##### EXTRAIT DE PAGE #####

Children attend the first day of school in a refugees camp. | © shutterstock.com Children attend the first day of school in a refugees camp. | © shutterstock.com

Dans ce billet, nous vous présentons les conclusions d'un nouvel exercice d'harmonisation des données (a) qui nous permet de comparer les informations sur les personnes déplacées et les populations qui les accueillent. Au carrefour des données et de l’action publique, l'objectif est de guider l’élaboration de politiques susceptibles d’améliorer les conditions de vie des deux populations.

Harmonisation des données

Même si la majorité des personnes touchées par les déplacements forcés se trouvent dans des pays à revenu faible ou intermédiaire (a), la plupart des données disponibles proviennent de pays à revenu élevé, ce qui confirme la nécessité de collecter les données de manière plus exhaustive.

Sur la base de travaux antérieurs visant à collecter des données représentatives concernant les déplacés et les populations d'accueil, nous venons d’achever un nouveau travail d'harmonisation des données sur plusieurs pays. Les ensembles de données inclus proviennent d'enquêtes couvrant plusieurs vagues de déplacements au cours de la période 2015-2020 : l'afflux de migrants vénézuéliens dans les pays andins d'Amérique latine, la crise syrienne au Machreq, le déplacement des Rohingyas au Bangladesh et les déplacements forcés en Afrique subsaharienne. Les indicateurs de la base de données fournissent un premier profil comparatif des personnes déplacées et des populations d'accueil dans différents contextes migratoires.

#####

▶ _À FAIRE_
**1.** Recopiez à l'identique les lignes des enregistrements, depuis la première jusqu'à celle qui contient « nucleus bbox=[319, 628, 323, 633] », incluse.
**2.** Reprenez le texte sur l'harmonisation des données concernant les personnes déplacées et poursuivez-le après sa dernière phrase.

##### DONNÉES EXTRAITES #####

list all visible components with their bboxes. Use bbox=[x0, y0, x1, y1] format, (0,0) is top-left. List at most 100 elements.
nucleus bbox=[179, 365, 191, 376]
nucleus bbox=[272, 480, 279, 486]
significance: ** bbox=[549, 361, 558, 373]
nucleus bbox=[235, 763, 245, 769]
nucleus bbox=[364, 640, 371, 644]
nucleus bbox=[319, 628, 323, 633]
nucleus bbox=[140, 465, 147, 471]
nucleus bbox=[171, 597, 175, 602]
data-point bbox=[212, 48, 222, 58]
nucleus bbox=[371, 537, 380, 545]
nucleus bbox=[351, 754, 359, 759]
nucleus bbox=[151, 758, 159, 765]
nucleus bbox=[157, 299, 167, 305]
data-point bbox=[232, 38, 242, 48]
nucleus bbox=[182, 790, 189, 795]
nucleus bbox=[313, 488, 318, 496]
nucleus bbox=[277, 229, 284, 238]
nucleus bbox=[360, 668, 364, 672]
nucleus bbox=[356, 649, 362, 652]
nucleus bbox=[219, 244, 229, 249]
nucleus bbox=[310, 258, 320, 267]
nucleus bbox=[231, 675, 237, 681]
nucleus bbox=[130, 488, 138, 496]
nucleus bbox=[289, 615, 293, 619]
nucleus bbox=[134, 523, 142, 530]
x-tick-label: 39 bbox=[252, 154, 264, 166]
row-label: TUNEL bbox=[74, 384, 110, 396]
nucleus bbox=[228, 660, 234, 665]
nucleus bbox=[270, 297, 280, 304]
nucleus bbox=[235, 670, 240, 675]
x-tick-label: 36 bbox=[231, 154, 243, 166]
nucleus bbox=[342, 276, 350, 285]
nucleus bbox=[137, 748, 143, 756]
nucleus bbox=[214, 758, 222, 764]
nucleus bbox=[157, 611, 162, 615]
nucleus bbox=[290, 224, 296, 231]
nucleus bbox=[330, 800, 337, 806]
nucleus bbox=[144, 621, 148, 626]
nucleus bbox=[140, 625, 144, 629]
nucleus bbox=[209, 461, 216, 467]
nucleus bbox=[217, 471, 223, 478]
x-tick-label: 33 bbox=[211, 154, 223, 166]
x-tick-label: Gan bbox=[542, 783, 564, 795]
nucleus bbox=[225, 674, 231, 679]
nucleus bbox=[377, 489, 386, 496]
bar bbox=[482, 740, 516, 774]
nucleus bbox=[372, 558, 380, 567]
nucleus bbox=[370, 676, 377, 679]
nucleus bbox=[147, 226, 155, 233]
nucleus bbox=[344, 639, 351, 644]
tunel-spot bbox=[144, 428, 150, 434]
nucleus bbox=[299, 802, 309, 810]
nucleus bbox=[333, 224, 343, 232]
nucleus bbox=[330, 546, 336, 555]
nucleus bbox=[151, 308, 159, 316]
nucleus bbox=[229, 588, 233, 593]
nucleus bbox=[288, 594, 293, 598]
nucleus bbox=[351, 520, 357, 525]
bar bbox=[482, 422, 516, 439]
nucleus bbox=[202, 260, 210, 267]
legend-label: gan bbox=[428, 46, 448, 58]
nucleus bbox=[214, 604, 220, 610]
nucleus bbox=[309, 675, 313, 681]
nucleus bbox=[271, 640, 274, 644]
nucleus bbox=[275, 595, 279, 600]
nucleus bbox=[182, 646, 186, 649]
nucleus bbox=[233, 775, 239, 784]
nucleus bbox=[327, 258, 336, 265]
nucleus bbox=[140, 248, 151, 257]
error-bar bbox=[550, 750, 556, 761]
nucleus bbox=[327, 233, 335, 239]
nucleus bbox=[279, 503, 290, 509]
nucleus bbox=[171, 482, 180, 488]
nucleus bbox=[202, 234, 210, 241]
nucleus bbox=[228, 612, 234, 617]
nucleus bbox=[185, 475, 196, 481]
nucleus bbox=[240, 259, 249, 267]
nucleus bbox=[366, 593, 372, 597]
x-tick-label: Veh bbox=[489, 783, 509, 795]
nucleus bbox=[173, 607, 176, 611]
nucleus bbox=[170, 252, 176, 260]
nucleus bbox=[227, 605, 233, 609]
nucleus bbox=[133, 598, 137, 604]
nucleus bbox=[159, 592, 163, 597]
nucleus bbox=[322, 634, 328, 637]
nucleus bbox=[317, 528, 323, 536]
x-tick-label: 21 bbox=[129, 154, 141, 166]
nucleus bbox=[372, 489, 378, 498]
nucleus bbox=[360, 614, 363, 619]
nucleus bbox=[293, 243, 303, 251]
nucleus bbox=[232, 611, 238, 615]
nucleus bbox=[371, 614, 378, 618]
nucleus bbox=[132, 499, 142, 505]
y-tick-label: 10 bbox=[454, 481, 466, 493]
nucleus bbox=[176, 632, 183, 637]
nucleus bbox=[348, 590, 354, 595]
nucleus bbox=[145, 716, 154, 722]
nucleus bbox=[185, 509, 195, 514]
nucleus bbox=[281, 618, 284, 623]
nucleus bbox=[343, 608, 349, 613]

#####

▶ _RÉPONSES_
**1.**
list all visible components with their bboxes. Use bbox=[x0, y0, x1, y1] format, (0,0) is top-left. List at most 100 elements.
nucleus bbox=[179, 365, 191, 376]
nucleus bbox=[272, 480, 279, 486]
significance: ** bbox=[549, 361, 558, 373]
nucleus bbox=[235, 763, 245, 769]
nucleus bbox=[364, 640, 371, 644]
nucleus bbox=[319, 628, 323, 633]

**2.**
L'harmonisation des données s'appuie sur d'importants investissements initiaux, tout en sachant que la constitution d’une base de données adéquate sur les déplacements forcés reste un objectif ambitieux. Trois notes d'information (a) présentent les principaux résultats de nos analyses initiales.

D’après une première analyse de l'ensemble de données, il apparaît que les déplacés s'en sortent moins bien que les populations d’accueil, mais aussi qu’il est possible de remédier à cette situation grâce à des politiques publiques éclairées.

Les personnes déplacées sont fortement pénalisées

Les familles de déplacés sont généralement plus mal loties que les ménages des communautés locales, notamment en termes de détention de biens et d’actifs productifs, de résultats scolaires des enfants et de situation sur le marché du travail.  Nous comparons les conditions de vie des réfugiés et des ménages au sein de la population d'accueil dans quatre domaines : logement formel, accès à l'électricité dans le logement, installations sanitaires améliorées et sources d'eau améliorées (canalisations, bouteilles, camions-citernes ou réservoirs collectifs).

Le graphique ci-dessous montre que, dans la plupart des pays, les populations d'accueil bénéficient de meilleures conditions d’habitation et d'accès aux services de base que les réfugiés (la plupart des points se situent en dessous de la ligne des 45 degrés). Cette disparité est encore plus marquée dans les pays à faible revenu et chez les réfugiés vivant dans des camps.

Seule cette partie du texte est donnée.